→ **GIVEN TASK**:
Repeat the material in full. Keep every line exactly as it is.

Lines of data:
START
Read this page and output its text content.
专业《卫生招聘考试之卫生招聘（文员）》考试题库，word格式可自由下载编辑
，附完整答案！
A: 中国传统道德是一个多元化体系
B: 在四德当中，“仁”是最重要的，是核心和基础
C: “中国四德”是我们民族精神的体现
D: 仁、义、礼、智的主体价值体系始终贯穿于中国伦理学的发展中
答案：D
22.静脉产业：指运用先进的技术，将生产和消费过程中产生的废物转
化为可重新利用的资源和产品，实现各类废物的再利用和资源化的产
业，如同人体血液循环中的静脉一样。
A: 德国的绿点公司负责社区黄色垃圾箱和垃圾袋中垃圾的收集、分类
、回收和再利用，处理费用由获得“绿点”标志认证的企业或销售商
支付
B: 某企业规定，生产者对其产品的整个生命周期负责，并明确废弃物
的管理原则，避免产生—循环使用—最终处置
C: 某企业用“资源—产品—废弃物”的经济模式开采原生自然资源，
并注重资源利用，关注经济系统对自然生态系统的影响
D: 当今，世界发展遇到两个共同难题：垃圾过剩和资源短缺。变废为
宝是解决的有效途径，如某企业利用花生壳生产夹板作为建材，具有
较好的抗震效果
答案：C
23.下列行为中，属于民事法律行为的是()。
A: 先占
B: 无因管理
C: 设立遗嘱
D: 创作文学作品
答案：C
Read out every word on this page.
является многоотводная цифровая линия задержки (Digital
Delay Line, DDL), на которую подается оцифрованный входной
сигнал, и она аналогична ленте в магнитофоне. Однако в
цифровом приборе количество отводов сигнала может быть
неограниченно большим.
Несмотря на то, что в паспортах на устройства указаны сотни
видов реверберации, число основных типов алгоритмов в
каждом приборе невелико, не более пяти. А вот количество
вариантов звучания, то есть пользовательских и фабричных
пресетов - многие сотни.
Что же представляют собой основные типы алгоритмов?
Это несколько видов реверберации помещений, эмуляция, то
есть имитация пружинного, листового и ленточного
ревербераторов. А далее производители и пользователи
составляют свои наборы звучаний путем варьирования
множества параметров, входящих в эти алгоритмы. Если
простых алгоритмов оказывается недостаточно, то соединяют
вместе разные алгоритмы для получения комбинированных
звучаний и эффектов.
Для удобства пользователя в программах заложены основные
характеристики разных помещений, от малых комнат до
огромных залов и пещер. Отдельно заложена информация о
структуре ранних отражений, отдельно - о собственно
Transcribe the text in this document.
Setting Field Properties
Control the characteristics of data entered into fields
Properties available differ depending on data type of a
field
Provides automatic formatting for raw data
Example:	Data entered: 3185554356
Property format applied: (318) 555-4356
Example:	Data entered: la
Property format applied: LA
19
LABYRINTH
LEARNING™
END
→ **EXPECTED ANSWER**:
Read this page and output its text content.
专业《卫生招聘考试之卫生招聘（文员）》考试题库，word格式可自由下载编辑
，附完整答案！
A: 中国传统道德是一个多元化体系
B: 在四德当中，“仁”是最重要的，是核心和基础
C: “中国四德”是我们民族精神的体现
D: 仁、义、礼、智的主体价值体系始终贯穿于中国伦理学的发展中
答案：D
22.静脉产业：指运用先进的技术，将生产和消费过程中产生的废物转
化为可重新利用的资源和产品，实现各类废物的再利用和资源化的产
业，如同人体血液循环中的静脉一样。
A: 德国的绿点公司负责社区黄色垃圾箱和垃圾袋中垃圾的收集、分类
、回收和再利用，处理费用由获得“绿点”标志认证的企业或销售商
支付
B: 某企业规定，生产者对其产品的整个生命周期负责，并明确废弃物
的管理原则，避免产生—循环使用—最终处置
C: 某企业用“资源—产品—废弃物”的经济模式开采原生自然资源，
并注重资源利用，关注经济系统对自然生态系统的影响
D: 当今，世界发展遇到两个共同难题：垃圾过剩和资源短缺。变废为
宝是解决的有效途径，如某企业利用花生壳生产夹板作为建材，具有
较好的抗震效果
答案：C
23.下列行为中，属于民事法律行为的是()。
A: 先占
B: 无因管理
C: 设立遗嘱
D: 创作文学作品
答案：C
Read out every word on this page.
является многоотводная цифровая линия задержки (Digital
Delay Line, DDL), на которую подается оцифрованный входной
сигнал, и она аналогична ленте в магнитофоне. Однако в
цифровом приборе количество отводов сигнала может быть
неограниченно большим.
Несмотря на то, что в паспортах на устройства указаны сотни
видов реверберации, число основных типов алгоритмов в
каждом приборе невелико, не более пяти. А вот количество
вариантов звучания, то есть пользовательских и фабричных
пресетов - многие сотни.
Что же представляют собой основные типы алгоритмов?
Это несколько видов реверберации помещений, эмуляция, то
есть имитация пружинного, листового и ленточного
ревербераторов. А далее производители и пользователи
составляют свои наборы звучаний путем варьирования
множества параметров, входящих в эти алгоритмы. Если
простых алгоритмов оказывается недостаточно, то соединяют
вместе разные алгоритмы для получения комбинированных
звучаний и эффектов.
Для удобства пользователя в программах заложены основные
характеристики разных помещений, от малых комнат до
огромных залов и пещер. Отдельно заложена информация о
структуре ранних отражений, отдельно - о собственно
Transcribe the text in this document.
Setting Field Properties
Control the characteristics of data entered into fields
Properties available differ depending on data type of a
field
Provides automatic formatting for raw data
Example:	Data entered: 3185554356
Property format applied: (318) 555-4356
Example:	Data entered: la
Property format applied: LA
19
LABYRINTH
LEARNING™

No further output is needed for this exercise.